Trecho da página:
A segunda possibilidade enuncia a capacidade e a legitimidade para pugnar pela apuração de violação de obrigações relativas aos direitos humanos decorrentes de tratados internacionais. Por certo que o reconhecimento do particular como sujeito legítimo para deflagrar o processo de investigação não o lança, propriamente, na condição de sujeito de direito internacional, visto que as instâncias às quais pode recorrer padecem de poder jurisdicional.

As convenções internacionais em vigor que enunciam o direito tanto de um Estado- parte quanto de um particular de requerer a apuração de violação de direitos humanos resumem-se atualmente, em três: O Pacto Internacional sobre os Direitos Civis e Políticos (artigo 41.1) e seu primeiro Protocolo Facultativo; a Convenção Contra a Tortura e outros Tratamentos ou Penas Cruéis, Desumanas ou Degradantes (artigo 21, de adesão obrigatória, e artigo 22 de adesão facultativa); e a Convenção Internacional sobre a Eliminação de todas as formas de Discriminação Racial (artigo 11 de adesão obrigatória e artigo 14 de adesão facultativa).

A ressalva que se faz aos procedimentos quase-judiciais é que as decisões dos respectivos órgãos são desprovidas de força jurídica vinculante, pois não se tratam de instâncias jurisdicionais. O cumprimento da deliberação que constata a violação de direitos humanos, de forma a reparar o dano causado pelo Estado, resta relegada ao plano moral.

Em que pese as cláusulas que reconhecem os procedimentos quase-judiciais em tratados internacionais serem facultativas, a relevância dos princípios do pacta sunt servanda e da boa-fé parecem evidenciar a supremacia do hard power sobre o soft power. Considerando que o poder de constrangimento é exercido sob a égide da assimetria de poder, constata-se um forte déficit de accountability por meio dos mecanismos quase-judiciais, uma vez que o constrangimento, em vez da regra enunciada pelo dito popular sobre as monarquias, recai não sobre quem usa a coroa, mas sim, sobre quem a ela se submete.

4.1.3 Mecanismos convencionais judiciais ou contenciosos

O mecanismo convencional judicial ou contencioso é aquele estabelecido em processo judicial, perante corte internacional (RAMOS, 2002, p. 120). No âmbito do sistema das

Nações Unidas de proteção aos direitos humanos, o mecanismo convencional judicial ou contencioso é implementado pela Corte Internacional de Justiça, órgão que tem competência reconhecida para todos os litígios que as partes lhe submetam, em especial os temas previstos na Carta das Nações Unidas e nos tratados e convenções internacionais vigentes.

Nos termos do que preceitua o artigo 34.1 do Estatuto da Corte Internacional de Justiça, esse mecanismo reconhece o direito de invocar a jurisdição internacional no tocante a violações de direitos humanos, somente aos próprios Estados, por conseguinte, reconhecendo somente a eles como verdadeiros sujeitos de direito internacional.

Seguindo a mesma linha dos demais procedimentos convencionais, o mecanismo judicial, também de acordo com o Estatuto da Corte Internacional de Justiça, em seu artigo 36.2, aloca o reconhecimento de sua jurisdição pelos Estados como facultativa, podendo, por conseqüência, cada Estado condicionar sua declaração de aceitação ao princípio da reciprocidade. A Corte torna-se, então, um palco para discussões das mais diversas ordens no âmbito do direito internacional, menos para os direitos humanos.

Seção de registros:
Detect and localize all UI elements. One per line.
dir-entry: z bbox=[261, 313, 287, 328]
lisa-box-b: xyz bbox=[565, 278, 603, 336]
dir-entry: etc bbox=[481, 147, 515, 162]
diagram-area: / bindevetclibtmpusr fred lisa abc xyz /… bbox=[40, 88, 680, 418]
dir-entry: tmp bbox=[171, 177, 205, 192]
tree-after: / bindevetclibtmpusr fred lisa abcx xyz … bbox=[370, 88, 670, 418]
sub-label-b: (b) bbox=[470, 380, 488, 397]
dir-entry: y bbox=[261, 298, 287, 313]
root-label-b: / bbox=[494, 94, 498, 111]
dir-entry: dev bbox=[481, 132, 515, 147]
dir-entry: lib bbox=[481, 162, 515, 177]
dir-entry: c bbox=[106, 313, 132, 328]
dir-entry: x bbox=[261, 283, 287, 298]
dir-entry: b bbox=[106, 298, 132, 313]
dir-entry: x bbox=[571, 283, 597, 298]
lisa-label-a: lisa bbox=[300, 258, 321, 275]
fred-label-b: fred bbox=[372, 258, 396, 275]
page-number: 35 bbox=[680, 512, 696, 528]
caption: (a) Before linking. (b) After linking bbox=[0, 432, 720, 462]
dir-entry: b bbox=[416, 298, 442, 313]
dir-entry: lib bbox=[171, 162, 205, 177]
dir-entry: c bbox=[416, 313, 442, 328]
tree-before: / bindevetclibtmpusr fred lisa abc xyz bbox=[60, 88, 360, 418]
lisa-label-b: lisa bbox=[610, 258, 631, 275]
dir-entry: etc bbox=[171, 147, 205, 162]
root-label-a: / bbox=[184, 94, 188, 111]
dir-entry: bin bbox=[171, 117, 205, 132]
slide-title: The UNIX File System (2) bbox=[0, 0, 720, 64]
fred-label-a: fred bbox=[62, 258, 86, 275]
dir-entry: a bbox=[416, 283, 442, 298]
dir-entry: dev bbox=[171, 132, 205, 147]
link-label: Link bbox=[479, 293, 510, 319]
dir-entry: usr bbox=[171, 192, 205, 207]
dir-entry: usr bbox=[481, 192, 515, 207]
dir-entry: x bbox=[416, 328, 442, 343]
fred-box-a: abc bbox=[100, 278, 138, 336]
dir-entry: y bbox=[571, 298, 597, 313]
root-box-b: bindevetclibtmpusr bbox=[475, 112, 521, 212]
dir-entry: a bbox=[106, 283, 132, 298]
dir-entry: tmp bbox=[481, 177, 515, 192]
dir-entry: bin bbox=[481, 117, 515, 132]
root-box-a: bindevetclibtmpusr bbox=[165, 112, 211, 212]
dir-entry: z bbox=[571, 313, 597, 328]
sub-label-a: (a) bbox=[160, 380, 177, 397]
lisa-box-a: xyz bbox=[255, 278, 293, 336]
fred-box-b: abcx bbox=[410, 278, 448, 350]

Enunciado da tarefa:
Responda às perguntas sobre o texto dos mecanismos de proteção dos direitos humanos:
1. Quantas convenções internacionais em vigor dão tanto a um Estado-parte quanto a um particular o direito de pedir a apuração de violação de direitos humanos?
2. Por que as decisões dos órgãos nos procedimentos quase-judiciais não têm força jurídica vinculante?
3. Qual artigo do Estatuto da Corte Internacional de Justiça reconhece somente aos Estados o direito de invocar a jurisdição internacional?

Resolução comentada:
1. Três.
2. Porque esses órgãos não são instâncias jurisdicionais.
3. O artigo 34.1.